Problem to solve —
The records below should be written out again, exactly.

__________

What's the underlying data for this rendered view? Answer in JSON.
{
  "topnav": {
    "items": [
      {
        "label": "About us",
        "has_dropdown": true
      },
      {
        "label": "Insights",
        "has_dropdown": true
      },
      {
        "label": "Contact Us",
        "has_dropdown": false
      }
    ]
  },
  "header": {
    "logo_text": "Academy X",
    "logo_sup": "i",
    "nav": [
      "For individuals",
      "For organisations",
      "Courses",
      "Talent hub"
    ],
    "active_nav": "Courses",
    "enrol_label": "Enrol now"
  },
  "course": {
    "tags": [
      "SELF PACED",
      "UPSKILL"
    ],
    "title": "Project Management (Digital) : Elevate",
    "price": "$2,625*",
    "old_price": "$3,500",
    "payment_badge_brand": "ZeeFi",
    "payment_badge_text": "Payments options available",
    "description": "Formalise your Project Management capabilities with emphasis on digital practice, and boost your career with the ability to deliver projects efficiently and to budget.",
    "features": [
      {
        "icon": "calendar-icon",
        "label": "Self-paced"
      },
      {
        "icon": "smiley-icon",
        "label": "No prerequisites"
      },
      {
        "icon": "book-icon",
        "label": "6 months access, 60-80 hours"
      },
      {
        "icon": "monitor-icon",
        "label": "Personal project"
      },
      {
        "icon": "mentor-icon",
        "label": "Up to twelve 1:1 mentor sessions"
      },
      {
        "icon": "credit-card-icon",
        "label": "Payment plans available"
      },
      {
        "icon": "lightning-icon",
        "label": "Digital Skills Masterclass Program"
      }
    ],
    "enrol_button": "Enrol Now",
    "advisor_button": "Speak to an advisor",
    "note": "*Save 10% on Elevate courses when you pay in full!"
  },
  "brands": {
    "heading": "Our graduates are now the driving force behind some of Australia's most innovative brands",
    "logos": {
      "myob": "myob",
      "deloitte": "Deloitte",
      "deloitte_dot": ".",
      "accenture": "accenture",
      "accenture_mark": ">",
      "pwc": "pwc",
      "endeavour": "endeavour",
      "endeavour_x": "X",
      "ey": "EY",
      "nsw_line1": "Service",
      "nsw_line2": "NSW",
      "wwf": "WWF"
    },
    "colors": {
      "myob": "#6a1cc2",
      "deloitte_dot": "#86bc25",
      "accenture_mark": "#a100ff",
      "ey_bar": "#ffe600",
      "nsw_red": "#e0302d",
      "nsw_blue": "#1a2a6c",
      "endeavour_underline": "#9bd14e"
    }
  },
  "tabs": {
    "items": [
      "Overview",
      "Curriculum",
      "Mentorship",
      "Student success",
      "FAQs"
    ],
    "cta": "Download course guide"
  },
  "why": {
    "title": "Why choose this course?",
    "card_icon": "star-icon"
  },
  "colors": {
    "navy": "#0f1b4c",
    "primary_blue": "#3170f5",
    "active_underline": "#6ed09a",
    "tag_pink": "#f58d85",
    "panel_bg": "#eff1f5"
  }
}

__________

Exercise solution —
What's the underlying data for this rendered view? Answer in JSON.
{
  "topnav": {
    "items": [
      {
        "label": "About us",
        "has_dropdown": true
      },
      {
        "label": "Insights",
        "has_dropdown": true
      },
      {
        "label": "Contact Us",
        "has_dropdown": false
      }
    ]
  },
  "header": {
    "logo_text": "Academy X",
    "logo_sup": "i",
    "nav": [
      "For individuals",
      "For organisations",
      "Courses",
      "Talent hub"
    ],
    "active_nav": "Courses",
    "enrol_label": "Enrol now"
  },
  "course": {
    "tags": [
      "SELF PACED",
      "UPSKILL"
    ],
    "title": "Project Management (Digital) : Elevate",
    "price": "$2,625*",
    "old_price": "$3,500",
    "payment_badge_brand": "ZeeFi",
    "payment_badge_text": "Payments options available",
    "description": "Formalise your Project Management capabilities with emphasis on digital practice, and boost your career with the ability to deliver projects efficiently and to budget.",
    "features": [
      {
        "icon": "calendar-icon",
        "label": "Self-paced"
      },
      {
        "icon": "smiley-icon",
        "label": "No prerequisites"
      },
      {
        "icon": "book-icon",
        "label": "6 months access, 60-80 hours"
      },
      {
        "icon": "monitor-icon",
        "label": "Personal project"
      },
      {
        "icon": "mentor-icon",
        "label": "Up to twelve 1:1 mentor sessions"
      },
      {
        "icon": "credit-card-icon",
        "label": "Payment plans available"
      },
      {
        "icon": "lightning-icon",
        "label": "Digital Skills Masterclass Program"
      }
    ],
    "enrol_button": "Enrol Now",
    "advisor_button": "Speak to an advisor",
    "note": "*Save 10% on Elevate courses when you pay in full!"
  },
  "brands": {
    "heading": "Our graduates are now the driving force behind some of Australia's most innovative brands",
    "logos": {
      "myob": "myob",
      "deloitte": "Deloitte",
      "deloitte_dot": ".",
      "accenture": "accenture",
      "accenture_mark": ">",
      "pwc": "pwc",
      "endeavour": "endeavour",
      "endeavour_x": "X",
      "ey": "EY",
      "nsw_line1": "Service",
      "nsw_line2": "NSW",
      "wwf": "WWF"
    },
    "colors": {
      "myob": "#6a1cc2",
      "deloitte_dot": "#86bc25",
      "accenture_mark": "#a100ff",
      "ey_bar": "#ffe600",
      "nsw_red": "#e0302d",
      "nsw_blue": "#1a2a6c",
      "endeavour_underline": "#9bd14e"
    }
  },
  "tabs": {
    "items": [
      "Overview",
      "Curriculum",
      "Mentorship",
      "Student success",
      "FAQs"
    ],
    "cta": "Download course guide"
  },
  "why": {
    "title": "Why choose this course?",
    "card_icon": "star-icon"
  },
  "colors": {
    "navy": "#0f1b4c",
    "primary_blue": "#3170f5",
    "active_underline": "#6ed09a",
    "tag_pink": "#f58d85",
    "panel_bg": "#eff1f5"
  }
}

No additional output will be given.